__Work to complete__
Print every entry word for word, but omit the pictures.

(Dataset entries)
::::::::::

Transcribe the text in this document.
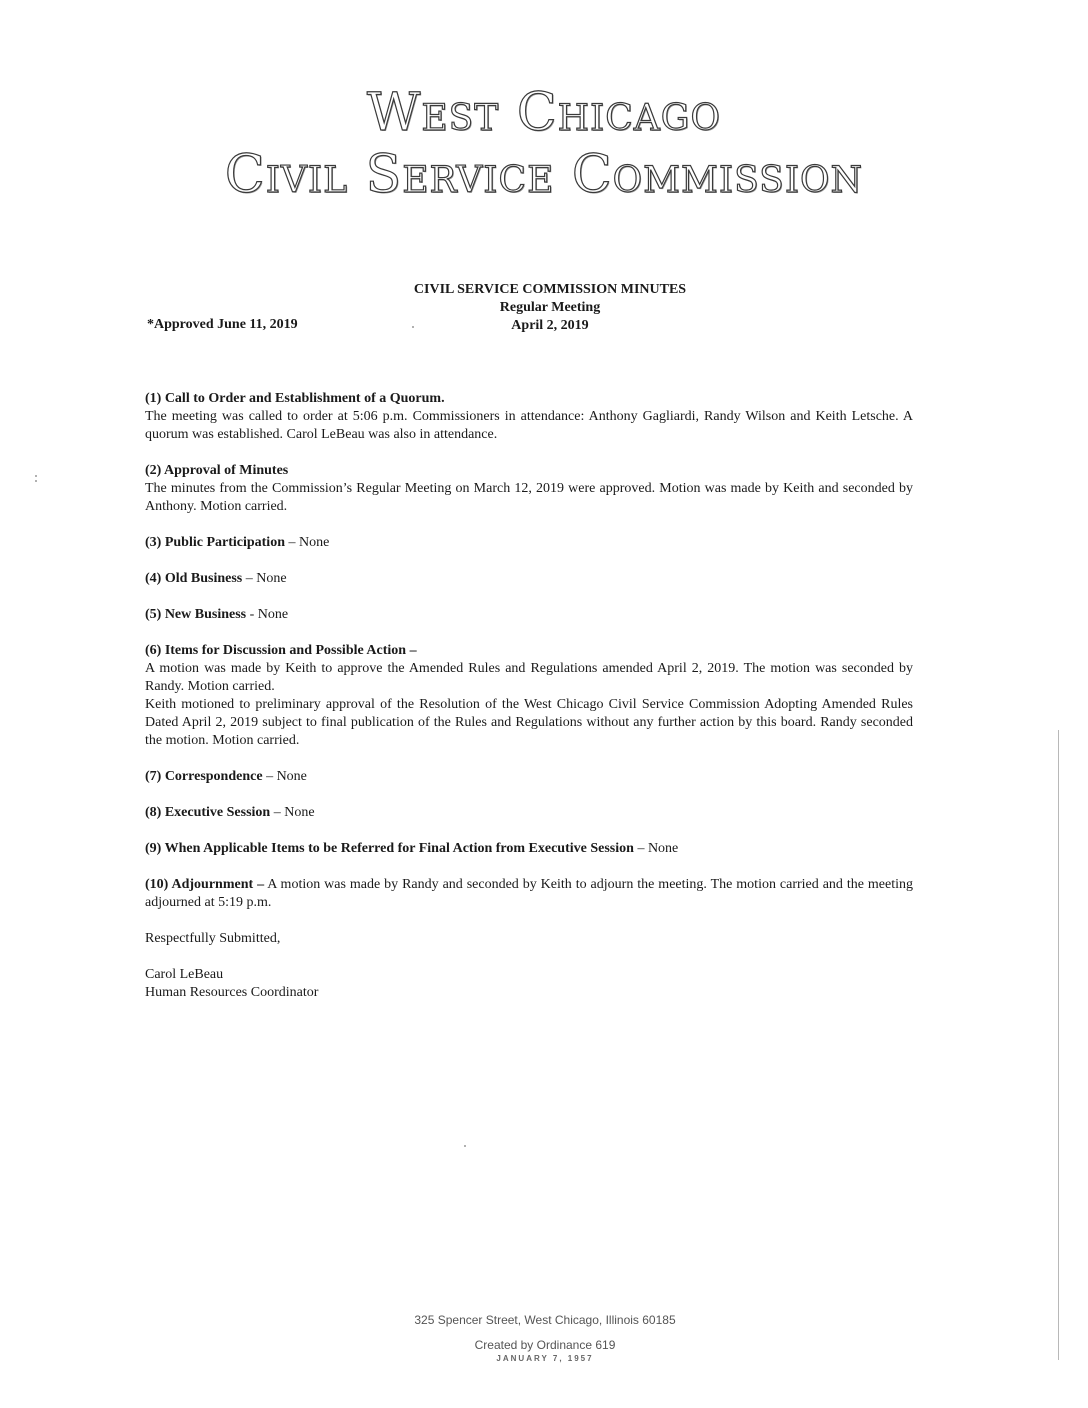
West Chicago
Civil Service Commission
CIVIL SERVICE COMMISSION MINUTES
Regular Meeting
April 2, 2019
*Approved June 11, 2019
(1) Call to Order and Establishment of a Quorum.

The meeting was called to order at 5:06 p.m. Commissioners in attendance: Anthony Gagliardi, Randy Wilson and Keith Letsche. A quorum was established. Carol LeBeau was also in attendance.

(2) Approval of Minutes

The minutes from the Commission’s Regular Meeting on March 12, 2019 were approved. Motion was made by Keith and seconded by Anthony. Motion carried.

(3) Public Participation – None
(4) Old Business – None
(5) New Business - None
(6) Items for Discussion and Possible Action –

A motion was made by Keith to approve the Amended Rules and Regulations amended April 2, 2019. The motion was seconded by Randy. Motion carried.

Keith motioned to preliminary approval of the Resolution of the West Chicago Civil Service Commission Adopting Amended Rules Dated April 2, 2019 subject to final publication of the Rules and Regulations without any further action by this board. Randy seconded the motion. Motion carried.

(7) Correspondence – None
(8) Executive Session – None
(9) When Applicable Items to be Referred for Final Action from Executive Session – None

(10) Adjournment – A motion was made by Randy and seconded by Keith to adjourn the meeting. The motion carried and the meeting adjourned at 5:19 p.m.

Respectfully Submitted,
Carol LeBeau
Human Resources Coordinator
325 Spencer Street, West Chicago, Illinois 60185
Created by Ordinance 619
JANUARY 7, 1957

::::::::::

__Solution for this problem__
Transcribe the text in this document.
West Chicago
Civil Service Commission
CIVIL SERVICE COMMISSION MINUTES
Regular Meeting
April 2, 2019
*Approved June 11, 2019
(1) Call to Order and Establishment of a Quorum.

The meeting was called to order at 5:06 p.m. Commissioners in attendance: Anthony Gagliardi, Randy Wilson and Keith Letsche. A quorum was established. Carol LeBeau was also in attendance.

(2) Approval of Minutes

The minutes from the Commission’s Regular Meeting on March 12, 2019 were approved. Motion was made by Keith and seconded by Anthony. Motion carried.

(3) Public Participation – None
(4) Old Business – None
(5) New Business - None
(6) Items for Discussion and Possible Action –

A motion was made by Keith to approve the Amended Rules and Regulations amended April 2, 2019. The motion was seconded by Randy. Motion carried.

Keith motioned to preliminary approval of the Resolution of the West Chicago Civil Service Commission Adopting Amended Rules Dated April 2, 2019 subject to final publication of the Rules and Regulations without any further action by this board. Randy seconded the motion. Motion carried.

(7) Correspondence – None
(8) Executive Session – None
(9) When Applicable Items to be Referred for Final Action from Executive Session – None

(10) Adjournment – A motion was made by Randy and seconded by Keith to adjourn the meeting. The motion carried and the meeting adjourned at 5:19 p.m.

Respectfully Submitted,
Carol LeBeau
Human Resources Coordinator
325 Spencer Street, West Chicago, Illinois 60185
Created by Ordinance 619
JANUARY 7, 1957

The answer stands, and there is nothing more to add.